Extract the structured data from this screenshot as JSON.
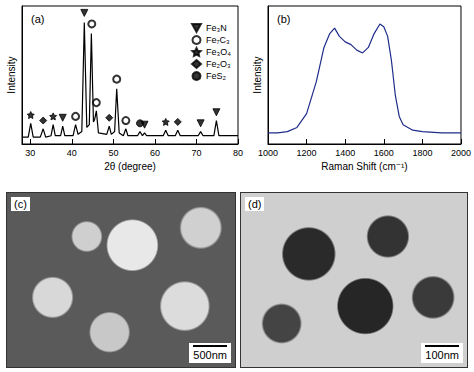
{
  "chart_data": [
    {
      "type": "line",
      "title": "(a)",
      "x_label": "2θ (degree)",
      "y_label": "Intensity",
      "color": "#000000",
      "x": [
        28,
        29.5,
        30.1,
        30.7,
        32.4,
        33.1,
        33.7,
        35,
        35.5,
        36,
        37.3,
        37.8,
        38.3,
        40.3,
        40.9,
        41.5,
        42.4,
        43.0,
        43.6,
        44.2,
        44.7,
        45.2,
        45.5,
        45.9,
        46.4,
        48.4,
        49.0,
        49.5,
        50.3,
        50.8,
        51.4,
        52.4,
        53.0,
        53.5,
        55.8,
        56.4,
        57,
        57.5,
        58,
        62,
        62.6,
        63.2,
        64.9,
        65.5,
        66.1,
        70.4,
        71,
        71.6,
        74.2,
        74.8,
        75.4,
        80
      ],
      "values": [
        5,
        5,
        15,
        5,
        5,
        11,
        5,
        6,
        14,
        6,
        6,
        13,
        6,
        6,
        14,
        7,
        9,
        88,
        12,
        14,
        80,
        16,
        18,
        24,
        8,
        7,
        13,
        7,
        9,
        40,
        8,
        6,
        11,
        6,
        6,
        9,
        6,
        8,
        6,
        6,
        10,
        6,
        6,
        10,
        6,
        6,
        9,
        6,
        6,
        17,
        6,
        6
      ],
      "xlim": [
        28,
        80
      ],
      "xticks": [
        30,
        40,
        50,
        60,
        70,
        80
      ],
      "ylim": [
        0,
        100
      ],
      "tick_labels": "x",
      "legend": "upper right",
      "series": [
        {
          "name": "Fe₃N",
          "type": "scatter",
          "marker": "triangle_down",
          "color": "#000000",
          "x": [
            43,
            37.8,
            57.5,
            71,
            74.8
          ],
          "values": [
            95,
            19,
            14,
            15,
            23
          ]
        },
        {
          "name": "Fe₇C₃",
          "type": "scatter",
          "marker": "circle_open",
          "color": "#000000",
          "x": [
            44.8,
            40.9,
            45.9,
            50.8,
            53
          ],
          "values": [
            87,
            20,
            30,
            47,
            17
          ]
        },
        {
          "name": "Fe₃O₄",
          "type": "scatter",
          "marker": "star",
          "color": "#000000",
          "x": [
            30.1,
            35.5,
            62.6
          ],
          "values": [
            21,
            20,
            16
          ]
        },
        {
          "name": "Fe₂O₃",
          "type": "scatter",
          "marker": "diamond",
          "color": "#000000",
          "x": [
            33.1,
            49,
            65.5
          ],
          "values": [
            17,
            19,
            16
          ]
        },
        {
          "name": "FeS₂",
          "type": "scatter",
          "marker": "circle",
          "color": "#000000",
          "x": [
            56.4
          ],
          "values": [
            15
          ]
        }
      ]
    },
    {
      "type": "line",
      "title": "(b)",
      "x_label": "Raman Shift (cm⁻¹)",
      "y_label": "Intensity",
      "color": "#1f2d8a",
      "x": [
        1000,
        1050,
        1100,
        1150,
        1200,
        1250,
        1290,
        1320,
        1345,
        1370,
        1400,
        1430,
        1460,
        1490,
        1520,
        1550,
        1580,
        1600,
        1620,
        1640,
        1660,
        1680,
        1700,
        1750,
        1800,
        1900,
        2000
      ],
      "values": [
        0.08,
        0.08,
        0.09,
        0.12,
        0.22,
        0.45,
        0.7,
        0.8,
        0.84,
        0.78,
        0.74,
        0.72,
        0.68,
        0.66,
        0.7,
        0.8,
        0.87,
        0.85,
        0.78,
        0.6,
        0.35,
        0.2,
        0.14,
        0.1,
        0.09,
        0.08,
        0.08
      ],
      "xlim": [
        1000,
        2000
      ],
      "xticks": [
        1000,
        1200,
        1400,
        1600,
        1800,
        2000
      ],
      "ylim": [
        0,
        1
      ],
      "tick_labels": "x"
    }
  ],
  "images": [
    {
      "label": "(c)",
      "scale_bar": "500nm"
    },
    {
      "label": "(d)",
      "scale_bar": "100nm"
    }
  ]
}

__Set problem__:
Every line of the material is to be quoted exactly, with no pictures carried over.

__Completed exercise__:
Extract the structured data from this screenshot as JSON.
{
  "chart_data": [
    {
      "type": "line",
      "title": "(a)",
      "x_label": "2θ (degree)",
      "y_label": "Intensity",
      "color": "#000000",
      "x": [
        28,
        29.5,
        30.1,
        30.7,
        32.4,
        33.1,
        33.7,
        35,
        35.5,
        36,
        37.3,
        37.8,
        38.3,
        40.3,
        40.9,
        41.5,
        42.4,
        43.0,
        43.6,
        44.2,
        44.7,
        45.2,
        45.5,
        45.9,
        46.4,
        48.4,
        49.0,
        49.5,
        50.3,
        50.8,
        51.4,
        52.4,
        53.0,
        53.5,
        55.8,
        56.4,
        57,
        57.5,
        58,
        62,
        62.6,
        63.2,
        64.9,
        65.5,
        66.1,
        70.4,
        71,
        71.6,
        74.2,
        74.8,
        75.4,
        80
      ],
      "values": [
        5,
        5,
        15,
        5,
        5,
        11,
        5,
        6,
        14,
        6,
        6,
        13,
        6,
        6,
        14,
        7,
        9,
        88,
        12,
        14,
        80,
        16,
        18,
        24,
        8,
        7,
        13,
        7,
        9,
        40,
        8,
        6,
        11,
        6,
        6,
        9,
        6,
        8,
        6,
        6,
        10,
        6,
        6,
        10,
        6,
        6,
        9,
        6,
        6,
        17,
        6,
        6
      ],
      "xlim": [
        28,
        80
      ],
      "xticks": [
        30,
        40,
        50,
        60,
        70,
        80
      ],
      "ylim": [
        0,
        100
      ],
      "tick_labels": "x",
      "legend": "upper right",
      "series": [
        {
          "name": "Fe₃N",
          "type": "scatter",
          "marker": "triangle_down",
          "color": "#000000",
          "x": [
            43,
            37.8,
            57.5,
            71,
            74.8
          ],
          "values": [
            95,
            19,
            14,
            15,
            23
          ]
        },
        {
          "name": "Fe₇C₃",
          "type": "scatter",
          "marker": "circle_open",
          "color": "#000000",
          "x": [
            44.8,
            40.9,
            45.9,
            50.8,
            53
          ],
          "values": [
            87,
            20,
            30,
            47,
            17
          ]
        },
        {
          "name": "Fe₃O₄",
          "type": "scatter",
          "marker": "star",
          "color": "#000000",
          "x": [
            30.1,
            35.5,
            62.6
          ],
          "values": [
            21,
            20,
            16
          ]
        },
        {
          "name": "Fe₂O₃",
          "type": "scatter",
          "marker": "diamond",
          "color": "#000000",
          "x": [
            33.1,
            49,
            65.5
          ],
          "values": [
            17,
            19,
            16
          ]
        },
        {
          "name": "FeS₂",
          "type": "scatter",
          "marker": "circle",
          "color": "#000000",
          "x": [
            56.4
          ],
          "values": [
            15
          ]
        }
      ]
    },
    {
      "type": "line",
      "title": "(b)",
      "x_label": "Raman Shift (cm⁻¹)",
      "y_label": "Intensity",
      "color": "#1f2d8a",
      "x": [
        1000,
        1050,
        1100,
        1150,
        1200,
        1250,
        1290,
        1320,
        1345,
        1370,
        1400,
        1430,
        1460,
        1490,
        1520,
        1550,
        1580,
        1600,
        1620,
        1640,
        1660,
        1680,
        1700,
        1750,
        1800,
        1900,
        2000
      ],
      "values": [
        0.08,
        0.08,
        0.09,
        0.12,
        0.22,
        0.45,
        0.7,
        0.8,
        0.84,
        0.78,
        0.74,
        0.72,
        0.68,
        0.66,
        0.7,
        0.8,
        0.87,
        0.85,
        0.78,
        0.6,
        0.35,
        0.2,
        0.14,
        0.1,
        0.09,
        0.08,
        0.08
      ],
      "xlim": [
        1000,
        2000
      ],
      "xticks": [
        1000,
        1200,
        1400,
        1600,
        1800,
        2000
      ],
      "ylim": [
        0,
        1
      ],
      "tick_labels": "x"
    }
  ],
  "images": [
    {
      "label": "(c)",
      "scale_bar": "500nm"
    },
    {
      "label": "(d)",
      "scale_bar": "100nm"
    }
  ]
}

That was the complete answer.